Saved entries
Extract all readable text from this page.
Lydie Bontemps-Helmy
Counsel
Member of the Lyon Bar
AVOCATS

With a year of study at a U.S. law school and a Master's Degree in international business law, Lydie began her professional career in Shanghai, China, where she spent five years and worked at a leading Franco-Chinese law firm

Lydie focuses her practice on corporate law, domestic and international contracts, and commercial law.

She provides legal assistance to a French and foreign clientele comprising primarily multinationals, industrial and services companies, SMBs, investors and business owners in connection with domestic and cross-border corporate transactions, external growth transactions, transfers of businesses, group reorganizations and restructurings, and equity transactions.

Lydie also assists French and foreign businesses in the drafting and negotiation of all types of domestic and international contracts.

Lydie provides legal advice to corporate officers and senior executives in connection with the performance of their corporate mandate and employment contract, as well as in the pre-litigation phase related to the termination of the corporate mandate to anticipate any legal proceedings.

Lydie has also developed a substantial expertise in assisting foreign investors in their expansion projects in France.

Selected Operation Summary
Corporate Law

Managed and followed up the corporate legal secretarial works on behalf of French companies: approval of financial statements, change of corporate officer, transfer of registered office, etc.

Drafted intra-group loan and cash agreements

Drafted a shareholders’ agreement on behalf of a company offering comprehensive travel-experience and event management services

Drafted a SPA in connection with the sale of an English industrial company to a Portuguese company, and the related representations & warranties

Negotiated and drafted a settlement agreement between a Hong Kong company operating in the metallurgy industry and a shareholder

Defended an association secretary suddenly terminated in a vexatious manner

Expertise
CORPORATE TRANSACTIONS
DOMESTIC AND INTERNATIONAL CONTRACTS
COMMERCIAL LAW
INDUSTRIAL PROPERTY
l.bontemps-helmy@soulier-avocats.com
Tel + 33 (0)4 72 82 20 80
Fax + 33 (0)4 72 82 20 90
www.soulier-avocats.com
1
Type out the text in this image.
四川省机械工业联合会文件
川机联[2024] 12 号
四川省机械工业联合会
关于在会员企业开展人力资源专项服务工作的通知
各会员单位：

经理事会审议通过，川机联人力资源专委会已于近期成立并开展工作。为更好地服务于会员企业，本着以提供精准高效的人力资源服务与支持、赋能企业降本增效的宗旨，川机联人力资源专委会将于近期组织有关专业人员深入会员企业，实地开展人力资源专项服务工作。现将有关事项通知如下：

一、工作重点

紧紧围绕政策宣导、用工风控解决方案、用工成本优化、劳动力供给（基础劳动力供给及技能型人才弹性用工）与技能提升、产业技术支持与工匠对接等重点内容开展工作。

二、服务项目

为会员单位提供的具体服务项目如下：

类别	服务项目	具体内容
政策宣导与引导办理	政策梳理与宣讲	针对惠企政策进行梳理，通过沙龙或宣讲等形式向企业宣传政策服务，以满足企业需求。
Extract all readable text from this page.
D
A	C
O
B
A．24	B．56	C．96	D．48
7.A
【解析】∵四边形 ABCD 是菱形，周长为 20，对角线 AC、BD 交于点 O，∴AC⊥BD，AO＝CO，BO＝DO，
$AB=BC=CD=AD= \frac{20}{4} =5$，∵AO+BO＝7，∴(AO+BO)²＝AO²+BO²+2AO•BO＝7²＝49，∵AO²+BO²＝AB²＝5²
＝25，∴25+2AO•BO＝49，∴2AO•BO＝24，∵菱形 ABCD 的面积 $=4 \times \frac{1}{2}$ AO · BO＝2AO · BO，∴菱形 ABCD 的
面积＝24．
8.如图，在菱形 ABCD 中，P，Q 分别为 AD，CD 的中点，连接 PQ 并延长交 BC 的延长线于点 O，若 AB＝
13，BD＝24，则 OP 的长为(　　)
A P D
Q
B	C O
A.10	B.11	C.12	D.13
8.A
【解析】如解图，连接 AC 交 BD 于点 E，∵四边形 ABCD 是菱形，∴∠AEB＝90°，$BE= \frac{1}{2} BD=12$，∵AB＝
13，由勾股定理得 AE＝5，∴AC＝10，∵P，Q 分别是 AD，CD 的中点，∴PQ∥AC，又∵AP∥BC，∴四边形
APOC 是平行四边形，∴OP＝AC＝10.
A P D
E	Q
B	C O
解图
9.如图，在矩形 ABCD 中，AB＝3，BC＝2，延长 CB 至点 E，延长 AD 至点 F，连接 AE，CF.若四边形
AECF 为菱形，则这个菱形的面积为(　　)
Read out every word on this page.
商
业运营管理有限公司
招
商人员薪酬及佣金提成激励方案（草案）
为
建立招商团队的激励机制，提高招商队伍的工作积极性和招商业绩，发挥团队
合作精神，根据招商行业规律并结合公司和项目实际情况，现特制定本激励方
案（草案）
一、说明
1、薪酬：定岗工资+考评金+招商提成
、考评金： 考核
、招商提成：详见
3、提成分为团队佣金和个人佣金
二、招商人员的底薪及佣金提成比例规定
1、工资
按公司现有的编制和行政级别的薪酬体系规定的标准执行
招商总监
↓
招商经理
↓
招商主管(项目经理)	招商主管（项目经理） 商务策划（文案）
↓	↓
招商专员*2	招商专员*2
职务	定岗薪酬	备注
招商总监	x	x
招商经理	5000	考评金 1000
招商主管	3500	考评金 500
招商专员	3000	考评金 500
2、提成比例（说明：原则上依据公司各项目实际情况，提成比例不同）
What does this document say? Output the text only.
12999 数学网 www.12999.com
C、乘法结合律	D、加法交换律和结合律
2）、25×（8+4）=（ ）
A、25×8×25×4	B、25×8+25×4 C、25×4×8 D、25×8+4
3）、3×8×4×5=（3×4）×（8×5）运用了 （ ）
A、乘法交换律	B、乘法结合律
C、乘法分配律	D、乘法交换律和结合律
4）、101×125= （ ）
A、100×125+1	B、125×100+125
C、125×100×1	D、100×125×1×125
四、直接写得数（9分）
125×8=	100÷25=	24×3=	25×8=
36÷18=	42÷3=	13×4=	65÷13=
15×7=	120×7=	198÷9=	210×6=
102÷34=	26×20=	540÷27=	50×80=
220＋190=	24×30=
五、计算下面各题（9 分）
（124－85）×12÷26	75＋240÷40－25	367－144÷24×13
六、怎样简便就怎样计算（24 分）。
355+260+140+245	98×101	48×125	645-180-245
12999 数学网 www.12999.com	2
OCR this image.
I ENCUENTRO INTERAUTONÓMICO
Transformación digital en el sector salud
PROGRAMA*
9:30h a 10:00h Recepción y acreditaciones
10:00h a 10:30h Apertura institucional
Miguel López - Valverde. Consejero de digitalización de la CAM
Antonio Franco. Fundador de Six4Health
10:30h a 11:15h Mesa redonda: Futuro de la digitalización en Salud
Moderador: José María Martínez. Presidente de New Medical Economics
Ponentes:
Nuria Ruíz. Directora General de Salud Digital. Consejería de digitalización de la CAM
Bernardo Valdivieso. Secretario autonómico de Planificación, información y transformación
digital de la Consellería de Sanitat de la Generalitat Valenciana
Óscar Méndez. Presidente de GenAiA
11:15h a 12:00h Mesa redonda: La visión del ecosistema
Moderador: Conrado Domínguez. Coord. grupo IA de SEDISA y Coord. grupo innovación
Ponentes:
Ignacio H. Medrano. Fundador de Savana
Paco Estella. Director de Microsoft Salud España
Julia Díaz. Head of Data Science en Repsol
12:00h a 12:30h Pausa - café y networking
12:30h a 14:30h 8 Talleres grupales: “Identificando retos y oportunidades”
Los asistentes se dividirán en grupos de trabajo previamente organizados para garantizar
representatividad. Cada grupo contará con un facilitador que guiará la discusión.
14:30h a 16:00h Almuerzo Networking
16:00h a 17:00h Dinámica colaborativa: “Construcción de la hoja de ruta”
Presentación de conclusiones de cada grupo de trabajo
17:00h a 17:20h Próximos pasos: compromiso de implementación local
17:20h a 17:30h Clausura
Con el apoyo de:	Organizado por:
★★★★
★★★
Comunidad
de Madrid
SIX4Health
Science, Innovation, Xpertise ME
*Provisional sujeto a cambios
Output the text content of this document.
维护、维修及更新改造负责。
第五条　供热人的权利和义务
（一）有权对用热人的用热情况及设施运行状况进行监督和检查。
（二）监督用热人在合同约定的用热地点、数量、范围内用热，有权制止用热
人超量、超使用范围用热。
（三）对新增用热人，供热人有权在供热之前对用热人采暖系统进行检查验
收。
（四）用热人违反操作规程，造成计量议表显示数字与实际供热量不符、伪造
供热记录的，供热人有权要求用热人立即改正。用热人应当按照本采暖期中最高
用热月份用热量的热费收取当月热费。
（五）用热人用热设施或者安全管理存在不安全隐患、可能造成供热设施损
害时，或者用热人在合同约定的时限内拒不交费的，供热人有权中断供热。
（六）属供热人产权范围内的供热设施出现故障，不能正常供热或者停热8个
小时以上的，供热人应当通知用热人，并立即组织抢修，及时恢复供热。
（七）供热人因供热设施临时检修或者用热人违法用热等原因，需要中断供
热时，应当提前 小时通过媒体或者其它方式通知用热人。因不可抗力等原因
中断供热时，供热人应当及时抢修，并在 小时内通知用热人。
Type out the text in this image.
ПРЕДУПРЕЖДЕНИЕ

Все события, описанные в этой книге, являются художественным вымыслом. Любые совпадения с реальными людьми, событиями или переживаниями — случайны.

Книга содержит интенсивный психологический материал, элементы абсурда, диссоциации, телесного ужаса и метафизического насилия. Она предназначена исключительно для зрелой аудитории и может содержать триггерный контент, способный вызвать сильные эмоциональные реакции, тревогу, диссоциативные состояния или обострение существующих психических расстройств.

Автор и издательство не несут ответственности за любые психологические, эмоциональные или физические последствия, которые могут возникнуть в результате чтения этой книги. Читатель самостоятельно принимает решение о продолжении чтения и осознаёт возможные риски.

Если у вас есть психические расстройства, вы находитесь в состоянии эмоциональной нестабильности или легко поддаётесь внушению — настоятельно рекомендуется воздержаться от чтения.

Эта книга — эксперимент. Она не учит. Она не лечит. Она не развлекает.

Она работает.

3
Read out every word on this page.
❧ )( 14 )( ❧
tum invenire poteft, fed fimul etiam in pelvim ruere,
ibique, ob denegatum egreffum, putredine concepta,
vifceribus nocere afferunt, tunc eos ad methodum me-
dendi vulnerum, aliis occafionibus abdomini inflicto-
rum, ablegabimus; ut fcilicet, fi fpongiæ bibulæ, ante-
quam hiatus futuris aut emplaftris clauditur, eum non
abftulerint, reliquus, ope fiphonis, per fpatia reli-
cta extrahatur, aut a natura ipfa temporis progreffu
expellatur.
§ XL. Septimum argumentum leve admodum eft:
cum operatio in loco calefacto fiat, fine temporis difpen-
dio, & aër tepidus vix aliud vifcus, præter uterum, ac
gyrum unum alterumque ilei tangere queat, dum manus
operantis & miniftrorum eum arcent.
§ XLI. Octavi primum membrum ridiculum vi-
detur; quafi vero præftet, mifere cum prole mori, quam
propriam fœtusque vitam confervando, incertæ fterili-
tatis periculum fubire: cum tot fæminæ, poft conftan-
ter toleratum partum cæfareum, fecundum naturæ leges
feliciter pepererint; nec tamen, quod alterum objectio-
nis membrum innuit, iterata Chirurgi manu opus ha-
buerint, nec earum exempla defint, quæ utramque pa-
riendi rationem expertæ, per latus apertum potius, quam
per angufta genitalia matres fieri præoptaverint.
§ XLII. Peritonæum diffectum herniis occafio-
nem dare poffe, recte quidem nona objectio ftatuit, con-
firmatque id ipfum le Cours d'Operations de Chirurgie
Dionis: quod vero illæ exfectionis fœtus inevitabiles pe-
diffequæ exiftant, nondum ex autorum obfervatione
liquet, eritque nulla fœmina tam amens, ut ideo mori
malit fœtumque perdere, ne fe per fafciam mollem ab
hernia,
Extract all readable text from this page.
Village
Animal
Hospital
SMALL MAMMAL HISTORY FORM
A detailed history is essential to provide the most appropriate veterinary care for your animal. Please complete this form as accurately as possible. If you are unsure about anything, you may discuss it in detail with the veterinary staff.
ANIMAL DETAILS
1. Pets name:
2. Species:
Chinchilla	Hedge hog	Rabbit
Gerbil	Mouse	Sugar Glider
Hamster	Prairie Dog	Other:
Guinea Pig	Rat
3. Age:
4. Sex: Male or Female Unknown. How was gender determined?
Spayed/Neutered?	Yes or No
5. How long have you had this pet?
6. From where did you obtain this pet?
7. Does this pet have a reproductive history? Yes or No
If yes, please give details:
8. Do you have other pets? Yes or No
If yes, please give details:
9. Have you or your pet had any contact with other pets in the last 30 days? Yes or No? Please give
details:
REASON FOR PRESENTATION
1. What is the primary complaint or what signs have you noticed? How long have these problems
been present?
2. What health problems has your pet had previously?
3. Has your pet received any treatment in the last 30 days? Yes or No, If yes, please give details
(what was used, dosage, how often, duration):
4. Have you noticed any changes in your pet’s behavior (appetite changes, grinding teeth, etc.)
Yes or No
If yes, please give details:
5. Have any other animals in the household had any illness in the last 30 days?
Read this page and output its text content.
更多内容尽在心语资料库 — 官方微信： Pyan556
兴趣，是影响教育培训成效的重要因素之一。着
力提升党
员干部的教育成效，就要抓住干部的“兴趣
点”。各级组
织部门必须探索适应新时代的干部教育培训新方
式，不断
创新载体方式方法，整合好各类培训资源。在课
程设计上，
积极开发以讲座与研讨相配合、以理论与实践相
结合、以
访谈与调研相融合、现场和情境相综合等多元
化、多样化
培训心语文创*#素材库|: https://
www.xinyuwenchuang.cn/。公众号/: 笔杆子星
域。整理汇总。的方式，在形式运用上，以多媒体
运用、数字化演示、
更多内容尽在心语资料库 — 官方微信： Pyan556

Requirements: Gather every line from the listing above in which "group" appears, and copy those lines.

Solution below:
She provides legal assistance to a French and foreign clientele comprising primarily multinationals, industrial and services companies, SMBs, investors and business owners in connection with domestic and cross-border corporate transactions, external growth transactions, transfers of businesses, group reorganizations and restructurings, and equity transactions.
Drafted intra-group loan and cash agreements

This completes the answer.